> [Action item A]: In the passage on live streaming for businesses, what mentality does Brian say businesses should adopt when sharing insights with their communities?
> [Action item B]: Condense the paragraph beginning "Because the B2B sector is more saturated" from the passage on live streaming for businesses into a short bulleted list, keeping its main points.
> [Action item C]: Continue the passage on live streaming for businesses, picking up after its final sentence.

> [Passage to read]:
::::::
Brian adds that the fundamental difference between something like a polished, well produced podcast and a podcast recording like this one with us in the Blab community is essentially the difference between having people consume your content and having people participate in it.  Use cases run the gamut from interviews, Q & A sessions, behind the scenes and more.  With live streaming the audience can actually participate with questions, comments and so on. Why not allow and encourage this?

“We want to do a better job of talking about our business… I can’t tell of you one CEO, CMO, marketing VP who doesn’t have a strategic priority to have their employees and customers start to tell their story,” I say. And live streaming makes this user generated storytelling so much easier than ever before.  You can get your customers talking about your brand, your story and your business in ways that were never possible before.  The emphasis need not be on products and services.  Businesses should lean into things like events, things of interest to the market, etc. and then associate their brands with those.

Because the B2B sector is more saturated with content, it makes attention grabbing and storytelling even harder.  Live streaming is a great way for a business to accomplish this and distinguish itself.  Businesses can provide insights to their communities that they’ve never been able to share before.  Brian says to do this with the “Think Like a Fan” mentality.  Live streaming doesn’t mean there’s no strategy or call to action.  A great live stream comes from its value and engagement.  Businesses should give their customers, employees and communities these things in order to build great stories and, by extension, great reputations.
::::::
> [Provided material]:
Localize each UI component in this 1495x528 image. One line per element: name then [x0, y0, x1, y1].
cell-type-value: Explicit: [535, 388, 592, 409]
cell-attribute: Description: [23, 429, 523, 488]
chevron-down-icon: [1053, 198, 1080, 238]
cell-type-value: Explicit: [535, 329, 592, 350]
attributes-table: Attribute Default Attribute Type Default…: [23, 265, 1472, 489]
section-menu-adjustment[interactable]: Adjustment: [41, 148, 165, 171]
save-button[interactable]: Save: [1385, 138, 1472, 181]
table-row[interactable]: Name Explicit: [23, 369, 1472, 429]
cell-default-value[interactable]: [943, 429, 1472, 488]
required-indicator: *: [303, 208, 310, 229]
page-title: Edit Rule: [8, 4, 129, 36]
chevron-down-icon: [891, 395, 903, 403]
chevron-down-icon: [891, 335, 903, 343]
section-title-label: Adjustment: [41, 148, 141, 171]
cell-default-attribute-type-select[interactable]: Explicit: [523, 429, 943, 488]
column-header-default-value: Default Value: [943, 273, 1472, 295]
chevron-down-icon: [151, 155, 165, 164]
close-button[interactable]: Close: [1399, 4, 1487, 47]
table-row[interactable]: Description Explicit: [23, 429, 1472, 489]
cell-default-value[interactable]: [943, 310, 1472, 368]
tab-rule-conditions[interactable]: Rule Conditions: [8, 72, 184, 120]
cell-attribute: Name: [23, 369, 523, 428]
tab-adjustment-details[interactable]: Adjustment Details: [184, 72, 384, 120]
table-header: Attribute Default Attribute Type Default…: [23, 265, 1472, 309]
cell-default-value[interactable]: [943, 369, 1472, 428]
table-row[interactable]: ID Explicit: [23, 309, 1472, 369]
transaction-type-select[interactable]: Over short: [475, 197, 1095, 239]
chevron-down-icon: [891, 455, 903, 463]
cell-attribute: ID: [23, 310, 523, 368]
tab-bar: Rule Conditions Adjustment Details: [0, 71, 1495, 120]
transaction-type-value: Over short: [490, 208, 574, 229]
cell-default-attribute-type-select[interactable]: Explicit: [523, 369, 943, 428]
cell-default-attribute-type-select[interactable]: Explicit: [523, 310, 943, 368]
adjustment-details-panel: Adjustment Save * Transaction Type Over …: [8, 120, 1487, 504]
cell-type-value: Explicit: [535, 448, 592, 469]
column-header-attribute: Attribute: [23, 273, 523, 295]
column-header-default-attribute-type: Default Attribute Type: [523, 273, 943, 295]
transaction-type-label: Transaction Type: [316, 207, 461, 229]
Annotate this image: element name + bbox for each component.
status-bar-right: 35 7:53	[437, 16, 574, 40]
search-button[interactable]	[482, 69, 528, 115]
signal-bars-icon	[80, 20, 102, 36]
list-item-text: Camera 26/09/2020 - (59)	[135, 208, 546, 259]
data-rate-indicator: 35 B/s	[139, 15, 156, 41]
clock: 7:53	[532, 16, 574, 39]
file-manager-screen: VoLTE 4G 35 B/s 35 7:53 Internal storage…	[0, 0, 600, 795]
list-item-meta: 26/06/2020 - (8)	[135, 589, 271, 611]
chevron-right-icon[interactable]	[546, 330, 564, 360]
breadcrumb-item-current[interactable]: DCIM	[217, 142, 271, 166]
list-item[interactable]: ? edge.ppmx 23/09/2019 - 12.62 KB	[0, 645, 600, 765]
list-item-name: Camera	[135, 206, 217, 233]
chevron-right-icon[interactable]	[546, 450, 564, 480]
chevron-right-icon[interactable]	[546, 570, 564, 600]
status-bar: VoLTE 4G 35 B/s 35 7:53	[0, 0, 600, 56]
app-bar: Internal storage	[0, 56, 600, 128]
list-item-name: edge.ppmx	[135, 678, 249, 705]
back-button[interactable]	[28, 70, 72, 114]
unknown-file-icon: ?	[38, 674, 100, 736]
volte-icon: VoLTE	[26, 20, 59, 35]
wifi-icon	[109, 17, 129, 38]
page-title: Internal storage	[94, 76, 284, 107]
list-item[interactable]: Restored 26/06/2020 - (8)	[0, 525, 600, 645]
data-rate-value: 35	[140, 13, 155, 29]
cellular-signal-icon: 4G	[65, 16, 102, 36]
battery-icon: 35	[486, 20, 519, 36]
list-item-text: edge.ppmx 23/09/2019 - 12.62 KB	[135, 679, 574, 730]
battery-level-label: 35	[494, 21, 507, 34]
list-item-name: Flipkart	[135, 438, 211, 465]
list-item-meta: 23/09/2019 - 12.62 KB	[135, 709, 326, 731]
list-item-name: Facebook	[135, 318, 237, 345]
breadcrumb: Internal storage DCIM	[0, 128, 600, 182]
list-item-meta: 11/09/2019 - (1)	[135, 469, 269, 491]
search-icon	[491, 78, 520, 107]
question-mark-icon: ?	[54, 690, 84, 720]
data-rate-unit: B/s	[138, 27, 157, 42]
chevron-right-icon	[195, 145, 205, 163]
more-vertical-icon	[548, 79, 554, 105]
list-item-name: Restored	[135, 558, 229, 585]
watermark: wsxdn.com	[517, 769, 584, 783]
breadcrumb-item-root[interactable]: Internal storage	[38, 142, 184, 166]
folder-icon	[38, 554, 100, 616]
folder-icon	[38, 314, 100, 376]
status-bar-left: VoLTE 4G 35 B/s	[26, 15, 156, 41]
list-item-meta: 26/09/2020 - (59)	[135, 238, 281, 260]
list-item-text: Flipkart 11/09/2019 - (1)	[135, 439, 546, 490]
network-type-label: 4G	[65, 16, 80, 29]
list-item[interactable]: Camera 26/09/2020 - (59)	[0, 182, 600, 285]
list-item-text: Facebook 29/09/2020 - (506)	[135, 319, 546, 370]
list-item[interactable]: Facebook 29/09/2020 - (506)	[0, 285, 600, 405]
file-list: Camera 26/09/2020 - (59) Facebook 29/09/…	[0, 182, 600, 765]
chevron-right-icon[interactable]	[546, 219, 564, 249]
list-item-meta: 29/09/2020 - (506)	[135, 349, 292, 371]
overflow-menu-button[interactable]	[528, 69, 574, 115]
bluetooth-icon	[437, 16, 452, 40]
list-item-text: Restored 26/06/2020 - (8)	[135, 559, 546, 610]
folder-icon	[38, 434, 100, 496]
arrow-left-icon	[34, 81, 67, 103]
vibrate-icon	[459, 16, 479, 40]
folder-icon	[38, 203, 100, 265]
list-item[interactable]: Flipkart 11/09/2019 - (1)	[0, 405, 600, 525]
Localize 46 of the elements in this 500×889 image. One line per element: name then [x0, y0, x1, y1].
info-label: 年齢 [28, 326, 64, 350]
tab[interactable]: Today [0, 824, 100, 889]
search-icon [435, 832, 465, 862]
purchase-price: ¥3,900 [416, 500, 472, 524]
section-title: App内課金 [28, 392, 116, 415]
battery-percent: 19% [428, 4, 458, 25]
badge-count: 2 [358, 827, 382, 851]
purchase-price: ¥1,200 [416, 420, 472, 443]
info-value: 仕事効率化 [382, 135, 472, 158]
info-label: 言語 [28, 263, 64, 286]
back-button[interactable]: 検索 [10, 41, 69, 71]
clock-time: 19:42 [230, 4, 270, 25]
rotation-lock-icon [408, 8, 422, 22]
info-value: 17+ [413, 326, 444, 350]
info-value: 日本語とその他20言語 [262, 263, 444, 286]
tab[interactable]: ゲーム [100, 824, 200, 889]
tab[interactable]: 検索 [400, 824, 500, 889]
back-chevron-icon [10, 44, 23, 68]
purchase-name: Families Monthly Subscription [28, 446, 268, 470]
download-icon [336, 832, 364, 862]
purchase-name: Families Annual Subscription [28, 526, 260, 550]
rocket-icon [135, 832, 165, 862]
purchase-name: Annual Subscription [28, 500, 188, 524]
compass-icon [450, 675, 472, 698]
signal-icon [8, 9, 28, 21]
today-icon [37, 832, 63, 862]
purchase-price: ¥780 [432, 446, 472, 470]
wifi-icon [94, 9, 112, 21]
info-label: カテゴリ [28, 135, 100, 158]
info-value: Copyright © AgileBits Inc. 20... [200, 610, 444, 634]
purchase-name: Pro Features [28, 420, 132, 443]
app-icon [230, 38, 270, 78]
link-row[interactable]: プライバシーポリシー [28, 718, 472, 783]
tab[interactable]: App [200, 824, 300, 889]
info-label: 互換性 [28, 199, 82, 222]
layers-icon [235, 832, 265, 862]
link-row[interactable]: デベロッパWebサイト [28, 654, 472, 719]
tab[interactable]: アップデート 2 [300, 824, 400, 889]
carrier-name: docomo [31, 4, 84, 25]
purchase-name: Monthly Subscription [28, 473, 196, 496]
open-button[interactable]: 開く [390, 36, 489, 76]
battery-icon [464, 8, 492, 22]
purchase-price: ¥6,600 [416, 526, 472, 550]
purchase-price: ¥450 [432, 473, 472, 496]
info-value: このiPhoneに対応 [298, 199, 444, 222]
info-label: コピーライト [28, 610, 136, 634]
::::::
> [Task response A]: The "Think Like a Fan" mentality.

> [Task response B]:
- The B2B sector is saturated with content, which makes grabbing attention and storytelling harder.
- Live streaming helps a business tell its story and stand out.
- It lets businesses share insights with their communities that they could never share before.
- Brian advises doing this with a "Think Like a Fan" mentality.
- Live streaming still calls for strategy and a call to action.
- A great live stream depends on value and engagement.
- Giving customers, employees and communities value and engagement builds great stories and, in turn, great reputations.

> [Task response C]:
Live streaming from events is an easy and powerful way for brands to get out into their communities.  Showing behind the scene, providing access to watch or ask questions of keynote speakers and giving people a glimpse of things to which they wouldn’t normally have access are all great ways to grow and retain a community.  It’s about connecting your digital audience with your offline event audience. Businesses can empower influencers to live stream as their advocates.  Storytelling from influential members of the community gives a brand more reach and credibility.  

Brian says the future of business is community and I say the future of business is experience. But really there’s interdependence. PR will change because of all of this.  Businesses can now become their own channels.  The entire process of creating and disseminating messaging is easier than ever before.   Get real people in front of real people in a way that’s not only live but can be edited and distributed with ease.

Transparency, Storytelling and Community

The refrain from many businesses right now is “We need to be more transparent.” What could be more transparent than jumping onto a live stream to share a message or useful information with your customers? It’s live, it’s raw and it’s easy to do.  No one says, “What will this logo tell me today?” But people do love to see and hear what actual human beings from a beloved brand have to say.  This is the difference between talking at people with content and talking with people by engaging directly.

Regarding the idea that live streaming is for the egotistical or that there’s a gap in value, “It’s not vanity if you’re actually bringing value.  If you’re helping people learn about something that they need to know about, that’s good marketing,” if you ask me.  That’s value.  And value is what builds community and experiences.  It comes back to doing great things for other people. There’s power in the immediacy and the storytelling facilitated by live streaming.

Content marketing started so that brands and individuals could convey their messages.  I admit I’m one who blogs frequently.  But with the live streaming mechanism available to us all, why not take advantage?  Why not tell those stories and make those connections now?  Focus on a philosophy, have a strategy and then pick a platform and connect with your audience.

Brands, get your people out in front! Let them tell your story.